- TEXT PROVIDED -

Start

The contiguous continental areas of the United States are served by Viasat, but it offers only modest competition. The latency constraints of geostationary satellites are well known and make, for example, voice calls between two satellite subscribers painful. Subscribers value high-latency services significantly less than wireline options. However, capacity constraints are likely more serious impediments preventing the large-scale adoption of satellite systems. Viasat is currently capacity-limited to about 500,000 subscribers, and beams in many rural areas are currently not accepting additional subscribers. Prices are high and likely targeted towards areas with no wireline competition. For example, a $75 plan offers “up to” 12 Mb/s download speed and 25 GB a month of data. All available consumer behavior data show that satellite services do not convince customers from cable or better DSL options to switch; it is usually the current carrier of last resort where the traditional regulatory COLR is not offering usable DSL service. Thus, satellite serves a vital role of delivering basic internet connectivity to about 0.5% households, those not served by wireline and WISP options, as well as offering maritime and in-flight connectivity, but is hardly a competitive threat to ISPs offering cable or fiber. Planned satellite options, such as the OneWeb LEO constellation, are also likely to be able to serve only a similarly small number of households with streaming video requirements.

Competition is stronger for mobile services with four large national providers, but the 7 to 15 GB or so of tethered data on “unlimited” plans is no replacement for wired services where the median usage is around 100 GB per month. Two of the largest mobile providers, AT&T and Verizon, are also among the largest residential ISPs, with limited incentive to compete within their own company.

In addition, since the 2010 Open Internet rules, service providers have merged at a furious pace. The top 14 providers in the US now have 95% market share, the top six around 80%.

With unlimited LTE 4G services, households that don’t consume much video may well be able to use only a mobile service with tethering, thus adding competitive options with wireline carriers at the low end. Indeed, even in 2015, 13% of adults had only a smartphone and no home internet.

End

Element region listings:
Start

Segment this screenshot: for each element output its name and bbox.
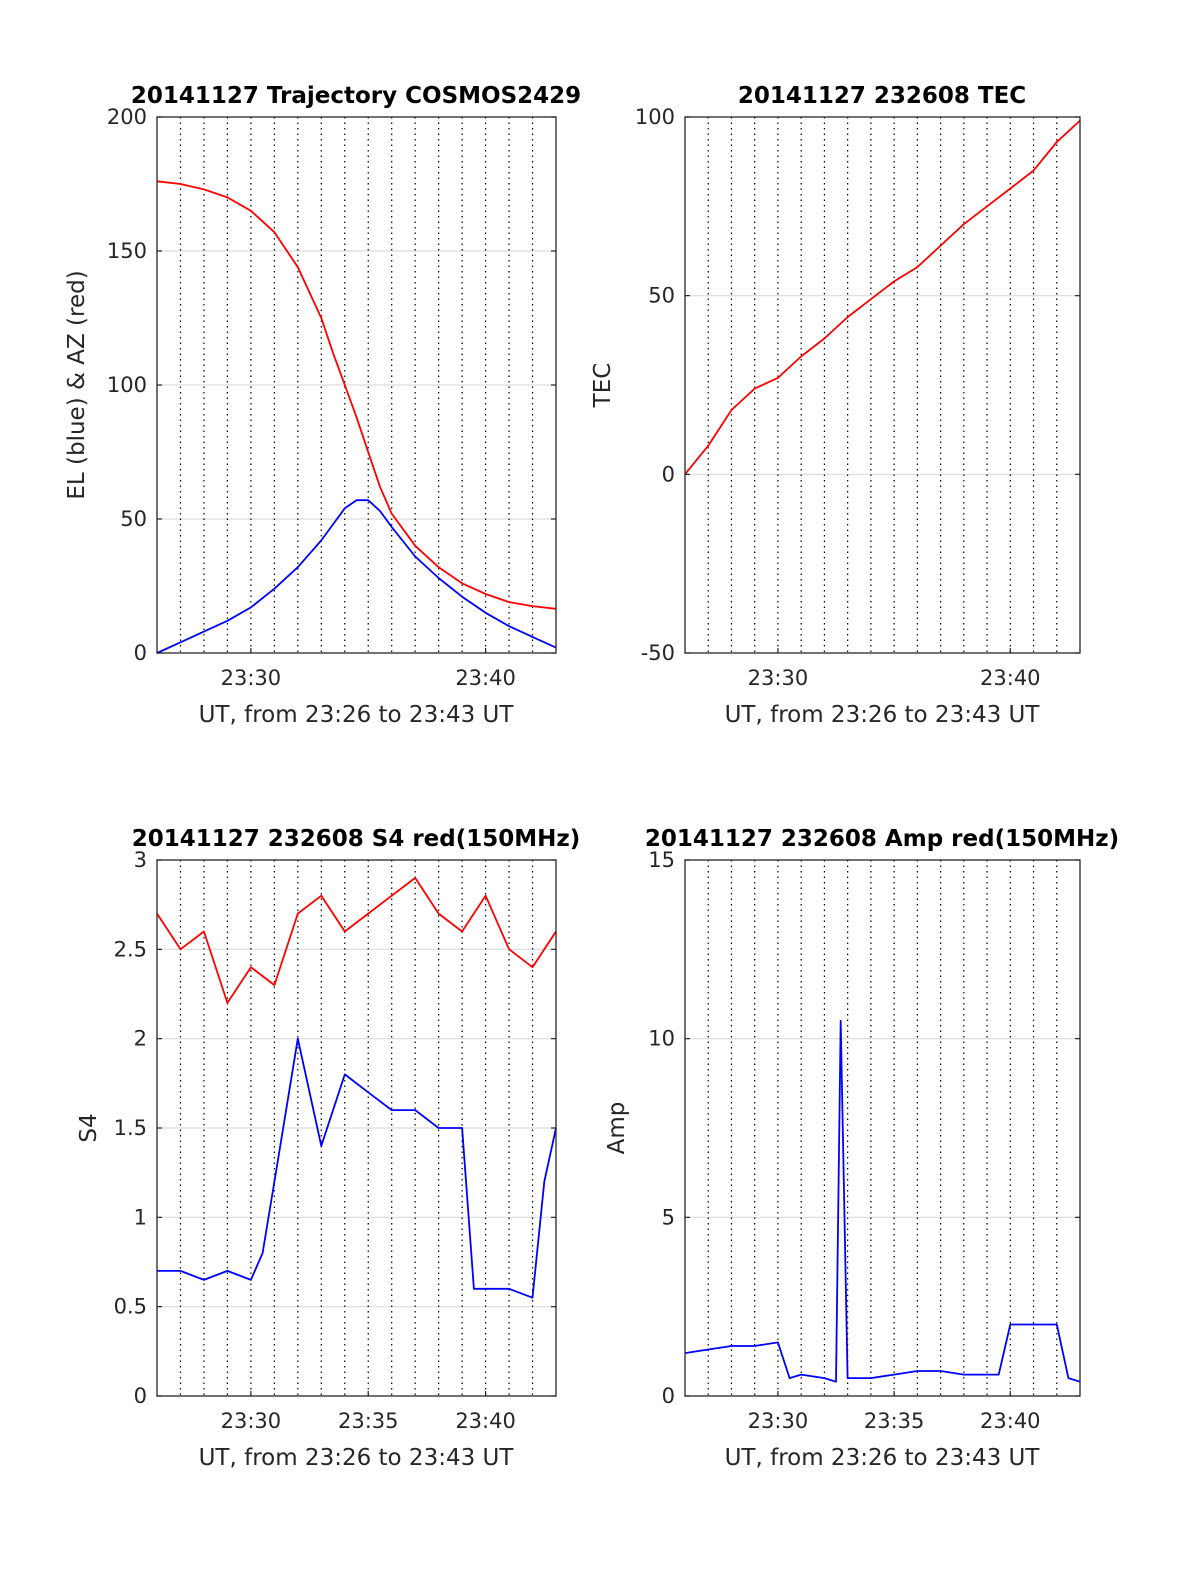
y-tick-label: 2 <box>134 1027 147 1051</box>
x-tick-label: 23:35 <box>338 1409 399 1433</box>
y-tick-label: 100 <box>107 373 147 397</box>
subplot-title: 20141127 232608 S4 red(150MHz) <box>132 826 581 852</box>
y-tick-label: 0 <box>662 462 675 486</box>
axes-box <box>684 116 1081 654</box>
y-axis-label: EL (blue) & AZ (red) <box>64 270 90 499</box>
y-tick-label: 15 <box>648 848 675 872</box>
y-tick-label: 50 <box>648 284 675 308</box>
subplot-title: 20141127 232608 TEC <box>738 83 1026 109</box>
y-tick-label: 5 <box>662 1205 675 1229</box>
y-tick-label: 200 <box>107 105 147 129</box>
x-axis-label: UT, from 23:26 to 23:43 UT <box>199 702 515 728</box>
x-axis-label: UT, from 23:26 to 23:43 UT <box>725 1445 1041 1471</box>
y-axis-label: Amp <box>604 1102 630 1155</box>
x-axis-label: UT, from 23:26 to 23:43 UT <box>199 1445 515 1471</box>
series-line-1 <box>157 1037 557 1299</box>
y-tick-label: 0.5 <box>114 1295 147 1319</box>
y-tick-label: -50 <box>641 641 675 665</box>
subplot-s4: 20141127 232608 S4 red(150MHz) UT, from … <box>76 826 580 1471</box>
series-line-0 <box>684 119 1081 475</box>
subplot-title: 20141127 232608 Amp red(150MHz) <box>645 826 1119 852</box>
y-tick-label: 150 <box>107 239 147 263</box>
x-tick-label: 23:40 <box>980 1409 1041 1433</box>
x-tick-label: 23:30 <box>221 1409 282 1433</box>
y-axis-label: S4 <box>76 1113 102 1142</box>
axes-box <box>684 859 1081 1397</box>
y-tick-label: 50 <box>120 507 147 531</box>
subplot-title: 20141127 Trajectory COSMOS2429 <box>131 83 581 109</box>
x-tick-label: 23:40 <box>455 1409 516 1433</box>
x-tick-label: 23:30 <box>748 666 809 690</box>
x-tick-label: 23:40 <box>455 666 516 690</box>
series-line-0 <box>156 180 557 610</box>
y-tick-label: 0 <box>134 1384 147 1408</box>
x-tick-label: 23:30 <box>221 666 282 690</box>
y-tick-label: 10 <box>648 1027 675 1051</box>
subplot-amp: 20141127 232608 Amp red(150MHz) UT, from… <box>604 826 1119 1471</box>
x-tick-label: 23:35 <box>864 1409 925 1433</box>
y-tick-label: 1.5 <box>114 1116 147 1140</box>
y-tick-label: 3 <box>134 848 147 872</box>
series-line-0 <box>684 1019 1081 1383</box>
y-tick-label: 1 <box>134 1205 147 1229</box>
y-axis-label: TEC <box>590 363 616 409</box>
subplot-trajectory: 20141127 Trajectory COSMOS2429 UT, from … <box>64 83 581 728</box>
y-tick-label: 2.5 <box>114 937 147 961</box>
subplot-tec: 20141127 232608 TEC UT, from 23:26 to 23… <box>590 83 1081 728</box>
y-tick-label: 0 <box>134 641 147 665</box>
series-line-0 <box>156 877 557 1004</box>
x-tick-label: 23:40 <box>980 666 1041 690</box>
y-tick-label: 100 <box>635 105 675 129</box>
x-tick-label: 23:30 <box>748 1409 809 1433</box>
x-axis-label: UT, from 23:26 to 23:43 UT <box>725 702 1041 728</box>
y-tick-label: 0 <box>662 1384 675 1408</box>
series-line-1 <box>156 499 557 654</box>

End

- SHORT PROBLEM 1 -
Set down the whole passage on broadband competition word for word.
- SHORT PROBLEM 2 -
In the records, switch "axes-box" to "plot-area" from the line with "y-tick-label: 2 <box>134 1027 147 1051</box>" up to and including the line with "subplot-title: 20141127 232608 TEC". Give back only those lines, with everything else left unchanged.
The text and the records are unrelated material.

- CORRECT RESULT 1 -
The contiguous continental areas of the United States are served by Viasat, but it offers only modest competition. The latency constraints of geostationary satellites are well known and make, for example, voice calls between two satellite subscribers painful. Subscribers value high-latency services significantly less than wireline options. However, capacity constraints are likely more serious impediments preventing the large-scale adoption of satellite systems. Viasat is currently capacity-limited to about 500,000 subscribers, and beams in many rural areas are currently not accepting additional subscribers. Prices are high and likely targeted towards areas with no wireline competition. For example, a $75 plan offers “up to” 12 Mb/s download speed and 25 GB a month of data. All available consumer behavior data show that satellite services do not convince customers from cable or better DSL options to switch; it is usually the current carrier of last resort where the traditional regulatory COLR is not offering usable DSL service. Thus, satellite serves a vital role of delivering basic internet connectivity to about 0.5% households, those not served by wireline and WISP options, as well as offering maritime and in-flight connectivity, but is hardly a competitive threat to ISPs offering cable or fiber. Planned satellite options, such as the OneWeb LEO constellation, are also likely to be able to serve only a similarly small number of households with streaming video requirements.

Competition is stronger for mobile services with four large national providers, but the 7 to 15 GB or so of tethered data on “unlimited” plans is no replacement for wired services where the median usage is around 100 GB per month. Two of the largest mobile providers, AT&T and Verizon, are also among the largest residential ISPs, with limited incentive to compete within their own company.

In addition, since the 2010 Open Internet rules, service providers have merged at a furious pace. The top 14 providers in the US now have 95% market share, the top six around 80%.

With unlimited LTE 4G services, households that don’t consume much video may well be able to use only a mobile service with tethering, thus adding competitive options with wireline carriers at the low end. Indeed, even in 2015, 13% of adults had only a smartphone and no home internet.

- CORRECT RESULT 2 -
y-tick-label: 2 <box>134 1027 147 1051</box>
x-tick-label: 23:35 <box>338 1409 399 1433</box>
y-tick-label: 100 <box>107 373 147 397</box>
subplot-title: 20141127 232608 S4 red(150MHz) <box>132 826 581 852</box>
y-tick-label: 0 <box>662 462 675 486</box>
plot-area <box>684 116 1081 654</box>
y-axis-label: EL (blue) & AZ (red) <box>64 270 90 499</box>
y-tick-label: 15 <box>648 848 675 872</box>
y-tick-label: 50 <box>648 284 675 308</box>
subplot-title: 20141127 232608 TEC <box>738 83 1026 109</box>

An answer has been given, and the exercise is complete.